Required task:
Every line must be returned precisely as it is written.
'''
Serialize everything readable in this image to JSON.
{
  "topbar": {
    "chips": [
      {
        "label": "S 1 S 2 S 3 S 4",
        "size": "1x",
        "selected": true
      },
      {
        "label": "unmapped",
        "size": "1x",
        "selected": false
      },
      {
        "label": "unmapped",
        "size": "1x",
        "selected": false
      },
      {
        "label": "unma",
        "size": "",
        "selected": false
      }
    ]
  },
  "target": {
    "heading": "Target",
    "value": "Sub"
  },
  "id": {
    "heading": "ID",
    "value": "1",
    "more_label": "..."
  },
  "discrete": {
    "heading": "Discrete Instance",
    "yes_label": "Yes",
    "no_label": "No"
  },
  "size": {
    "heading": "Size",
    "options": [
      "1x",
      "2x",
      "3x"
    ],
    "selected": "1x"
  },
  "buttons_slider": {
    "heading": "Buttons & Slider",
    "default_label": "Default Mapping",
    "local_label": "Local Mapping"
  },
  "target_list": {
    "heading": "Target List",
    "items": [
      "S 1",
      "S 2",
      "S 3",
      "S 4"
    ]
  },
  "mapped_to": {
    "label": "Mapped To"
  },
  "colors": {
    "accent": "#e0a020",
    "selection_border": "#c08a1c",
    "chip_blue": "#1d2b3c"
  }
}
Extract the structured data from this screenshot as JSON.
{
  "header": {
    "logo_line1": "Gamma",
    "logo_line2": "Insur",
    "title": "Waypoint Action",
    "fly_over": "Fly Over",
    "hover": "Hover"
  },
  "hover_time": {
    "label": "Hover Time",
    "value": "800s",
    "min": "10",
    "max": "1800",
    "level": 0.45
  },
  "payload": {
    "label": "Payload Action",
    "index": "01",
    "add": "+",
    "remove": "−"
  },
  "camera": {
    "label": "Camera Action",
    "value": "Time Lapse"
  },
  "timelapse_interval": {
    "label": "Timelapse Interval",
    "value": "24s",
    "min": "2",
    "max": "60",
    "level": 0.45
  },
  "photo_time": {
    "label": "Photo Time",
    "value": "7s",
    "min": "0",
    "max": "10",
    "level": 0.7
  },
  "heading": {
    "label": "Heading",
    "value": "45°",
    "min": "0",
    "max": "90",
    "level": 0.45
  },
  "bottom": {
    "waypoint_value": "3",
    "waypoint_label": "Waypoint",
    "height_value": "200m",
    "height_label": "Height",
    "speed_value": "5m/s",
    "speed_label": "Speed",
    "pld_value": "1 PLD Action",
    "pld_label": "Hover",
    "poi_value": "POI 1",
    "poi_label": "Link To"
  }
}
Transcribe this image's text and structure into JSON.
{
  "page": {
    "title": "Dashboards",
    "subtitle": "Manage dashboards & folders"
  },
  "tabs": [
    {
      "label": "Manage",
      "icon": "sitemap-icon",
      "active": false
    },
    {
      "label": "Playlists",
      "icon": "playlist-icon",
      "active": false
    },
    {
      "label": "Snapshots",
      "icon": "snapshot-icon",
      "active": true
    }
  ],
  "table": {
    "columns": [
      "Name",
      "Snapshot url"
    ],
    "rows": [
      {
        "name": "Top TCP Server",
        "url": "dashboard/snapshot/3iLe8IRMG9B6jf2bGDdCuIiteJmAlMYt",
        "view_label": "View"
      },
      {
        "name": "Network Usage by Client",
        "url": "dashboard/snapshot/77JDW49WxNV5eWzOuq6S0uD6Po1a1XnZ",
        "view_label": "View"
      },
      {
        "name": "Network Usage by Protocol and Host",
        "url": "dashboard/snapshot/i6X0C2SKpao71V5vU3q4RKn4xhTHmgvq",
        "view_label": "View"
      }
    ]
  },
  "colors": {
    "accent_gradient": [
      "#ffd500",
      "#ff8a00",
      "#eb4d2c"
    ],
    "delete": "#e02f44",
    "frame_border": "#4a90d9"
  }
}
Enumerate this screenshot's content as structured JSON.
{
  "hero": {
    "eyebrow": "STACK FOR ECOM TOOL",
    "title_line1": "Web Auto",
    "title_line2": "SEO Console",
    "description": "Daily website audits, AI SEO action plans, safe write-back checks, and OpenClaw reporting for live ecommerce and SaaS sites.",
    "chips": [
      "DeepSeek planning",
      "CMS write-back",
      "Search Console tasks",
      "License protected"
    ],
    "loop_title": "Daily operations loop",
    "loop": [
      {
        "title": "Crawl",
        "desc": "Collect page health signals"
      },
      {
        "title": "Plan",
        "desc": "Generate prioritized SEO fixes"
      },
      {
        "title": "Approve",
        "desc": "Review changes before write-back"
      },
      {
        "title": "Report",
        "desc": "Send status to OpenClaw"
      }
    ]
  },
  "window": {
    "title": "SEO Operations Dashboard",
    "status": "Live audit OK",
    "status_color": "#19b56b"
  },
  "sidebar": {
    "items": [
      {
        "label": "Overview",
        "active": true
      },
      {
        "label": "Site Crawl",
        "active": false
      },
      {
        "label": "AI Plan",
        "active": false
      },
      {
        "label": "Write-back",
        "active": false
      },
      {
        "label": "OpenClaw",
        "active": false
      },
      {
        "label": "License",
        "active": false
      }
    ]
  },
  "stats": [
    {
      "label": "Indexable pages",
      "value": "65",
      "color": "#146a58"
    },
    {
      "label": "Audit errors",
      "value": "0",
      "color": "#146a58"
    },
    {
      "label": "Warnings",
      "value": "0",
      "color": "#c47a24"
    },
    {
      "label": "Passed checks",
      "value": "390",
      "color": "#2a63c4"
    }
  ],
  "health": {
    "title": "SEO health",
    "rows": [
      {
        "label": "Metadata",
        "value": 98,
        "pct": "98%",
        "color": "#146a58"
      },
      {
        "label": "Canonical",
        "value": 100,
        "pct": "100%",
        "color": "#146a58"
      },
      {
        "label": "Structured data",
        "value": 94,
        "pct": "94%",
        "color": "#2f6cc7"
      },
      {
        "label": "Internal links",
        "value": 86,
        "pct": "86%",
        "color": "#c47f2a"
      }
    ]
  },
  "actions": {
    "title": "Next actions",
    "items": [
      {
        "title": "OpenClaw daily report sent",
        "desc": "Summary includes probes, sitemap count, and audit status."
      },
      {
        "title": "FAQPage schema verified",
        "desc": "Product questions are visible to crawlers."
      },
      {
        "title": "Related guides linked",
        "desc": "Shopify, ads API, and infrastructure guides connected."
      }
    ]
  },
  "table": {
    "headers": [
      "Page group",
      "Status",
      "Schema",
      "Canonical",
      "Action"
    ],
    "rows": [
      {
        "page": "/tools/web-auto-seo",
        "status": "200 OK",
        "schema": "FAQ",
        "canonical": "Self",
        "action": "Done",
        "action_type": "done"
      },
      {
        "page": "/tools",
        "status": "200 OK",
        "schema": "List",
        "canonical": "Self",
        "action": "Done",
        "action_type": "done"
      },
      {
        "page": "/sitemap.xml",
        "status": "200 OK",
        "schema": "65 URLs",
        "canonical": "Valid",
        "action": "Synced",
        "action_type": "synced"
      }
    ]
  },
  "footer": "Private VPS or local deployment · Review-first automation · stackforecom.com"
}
'''
Task response:
Serialize everything readable in this image to JSON.
{
  "topbar": {
    "chips": [
      {
        "label": "S 1 S 2 S 3 S 4",
        "size": "1x",
        "selected": true
      },
      {
        "label": "unmapped",
        "size": "1x",
        "selected": false
      },
      {
        "label": "unmapped",
        "size": "1x",
        "selected": false
      },
      {
        "label": "unma",
        "size": "",
        "selected": false
      }
    ]
  },
  "target": {
    "heading": "Target",
    "value": "Sub"
  },
  "id": {
    "heading": "ID",
    "value": "1",
    "more_label": "..."
  },
  "discrete": {
    "heading": "Discrete Instance",
    "yes_label": "Yes",
    "no_label": "No"
  },
  "size": {
    "heading": "Size",
    "options": [
      "1x",
      "2x",
      "3x"
    ],
    "selected": "1x"
  },
  "buttons_slider": {
    "heading": "Buttons & Slider",
    "default_label": "Default Mapping",
    "local_label": "Local Mapping"
  },
  "target_list": {
    "heading": "Target List",
    "items": [
      "S 1",
      "S 2",
      "S 3",
      "S 4"
    ]
  },
  "mapped_to": {
    "label": "Mapped To"
  },
  "colors": {
    "accent": "#e0a020",
    "selection_border": "#c08a1c",
    "chip_blue": "#1d2b3c"
  }
}
Extract the structured data from this screenshot as JSON.
{
  "header": {
    "logo_line1": "Gamma",
    "logo_line2": "Insur",
    "title": "Waypoint Action",
    "fly_over": "Fly Over",
    "hover": "Hover"
  },
  "hover_time": {
    "label": "Hover Time",
    "value": "800s",
    "min": "10",
    "max": "1800",
    "level": 0.45
  },
  "payload": {
    "label": "Payload Action",
    "index": "01",
    "add": "+",
    "remove": "−"
  },
  "camera": {
    "label": "Camera Action",
    "value": "Time Lapse"
  },
  "timelapse_interval": {
    "label": "Timelapse Interval",
    "value": "24s",
    "min": "2",
    "max": "60",
    "level": 0.45
  },
  "photo_time": {
    "label": "Photo Time",
    "value": "7s",
    "min": "0",
    "max": "10",
    "level": 0.7
  },
  "heading": {
    "label": "Heading",
    "value": "45°",
    "min": "0",
    "max": "90",
    "level": 0.45
  },
  "bottom": {
    "waypoint_value": "3",
    "waypoint_label": "Waypoint",
    "height_value": "200m",
    "height_label": "Height",
    "speed_value": "5m/s",
    "speed_label": "Speed",
    "pld_value": "1 PLD Action",
    "pld_label": "Hover",
    "poi_value": "POI 1",
    "poi_label": "Link To"
  }
}
Transcribe this image's text and structure into JSON.
{
  "page": {
    "title": "Dashboards",
    "subtitle": "Manage dashboards & folders"
  },
  "tabs": [
    {
      "label": "Manage",
      "icon": "sitemap-icon",
      "active": false
    },
    {
      "label": "Playlists",
      "icon": "playlist-icon",
      "active": false
    },
    {
      "label": "Snapshots",
      "icon": "snapshot-icon",
      "active": true
    }
  ],
  "table": {
    "columns": [
      "Name",
      "Snapshot url"
    ],
    "rows": [
      {
        "name": "Top TCP Server",
        "url": "dashboard/snapshot/3iLe8IRMG9B6jf2bGDdCuIiteJmAlMYt",
        "view_label": "View"
      },
      {
        "name": "Network Usage by Client",
        "url": "dashboard/snapshot/77JDW49WxNV5eWzOuq6S0uD6Po1a1XnZ",
        "view_label": "View"
      },
      {
        "name": "Network Usage by Protocol and Host",
        "url": "dashboard/snapshot/i6X0C2SKpao71V5vU3q4RKn4xhTHmgvq",
        "view_label": "View"
      }
    ]
  },
  "colors": {
    "accent_gradient": [
      "#ffd500",
      "#ff8a00",
      "#eb4d2c"
    ],
    "delete": "#e02f44",
    "frame_border": "#4a90d9"
  }
}
Enumerate this screenshot's content as structured JSON.
{
  "hero": {
    "eyebrow": "STACK FOR ECOM TOOL",
    "title_line1": "Web Auto",
    "title_line2": "SEO Console",
    "description": "Daily website audits, AI SEO action plans, safe write-back checks, and OpenClaw reporting for live ecommerce and SaaS sites.",
    "chips": [
      "DeepSeek planning",
      "CMS write-back",
      "Search Console tasks",
      "License protected"
    ],
    "loop_title": "Daily operations loop",
    "loop": [
      {
        "title": "Crawl",
        "desc": "Collect page health signals"
      },
      {
        "title": "Plan",
        "desc": "Generate prioritized SEO fixes"
      },
      {
        "title": "Approve",
        "desc": "Review changes before write-back"
      },
      {
        "title": "Report",
        "desc": "Send status to OpenClaw"
      }
    ]
  },
  "window": {
    "title": "SEO Operations Dashboard",
    "status": "Live audit OK",
    "status_color": "#19b56b"
  },
  "sidebar": {
    "items": [
      {
        "label": "Overview",
        "active": true
      },
      {
        "label": "Site Crawl",
        "active": false
      },
      {
        "label": "AI Plan",
        "active": false
      },
      {
        "label": "Write-back",
        "active": false
      },
      {
        "label": "OpenClaw",
        "active": false
      },
      {
        "label": "License",
        "active": false
      }
    ]
  },
  "stats": [
    {
      "label": "Indexable pages",
      "value": "65",
      "color": "#146a58"
    },
    {
      "label": "Audit errors",
      "value": "0",
      "color": "#146a58"
    },
    {
      "label": "Warnings",
      "value": "0",
      "color": "#c47a24"
    },
    {
      "label": "Passed checks",
      "value": "390",
      "color": "#2a63c4"
    }
  ],
  "health": {
    "title": "SEO health",
    "rows": [
      {
        "label": "Metadata",
        "value": 98,
        "pct": "98%",
        "color": "#146a58"
      },
      {
        "label": "Canonical",
        "value": 100,
        "pct": "100%",
        "color": "#146a58"
      },
      {
        "label": "Structured data",
        "value": 94,
        "pct": "94%",
        "color": "#2f6cc7"
      },
      {
        "label": "Internal links",
        "value": 86,
        "pct": "86%",
        "color": "#c47f2a"
      }
    ]
  },
  "actions": {
    "title": "Next actions",
    "items": [
      {
        "title": "OpenClaw daily report sent",
        "desc": "Summary includes probes, sitemap count, and audit status."
      },
      {
        "title": "FAQPage schema verified",
        "desc": "Product questions are visible to crawlers."
      },
      {
        "title": "Related guides linked",
        "desc": "Shopify, ads API, and infrastructure guides connected."
      }
    ]
  },
  "table": {
    "headers": [
      "Page group",
      "Status",
      "Schema",
      "Canonical",
      "Action"
    ],
    "rows": [
      {
        "page": "/tools/web-auto-seo",
        "status": "200 OK",
        "schema": "FAQ",
        "canonical": "Self",
        "action": "Done",
        "action_type": "done"
      },
      {
        "page": "/tools",
        "status": "200 OK",
        "schema": "List",
        "canonical": "Self",
        "action": "Done",
        "action_type": "done"
      },
      {
        "page": "/sitemap.xml",
        "status": "200 OK",
        "schema": "65 URLs",
        "canonical": "Valid",
        "action": "Synced",
        "action_type": "synced"
      }
    ]
  },
  "footer": "Private VPS or local deployment · Review-first automation · stackforecom.com"
}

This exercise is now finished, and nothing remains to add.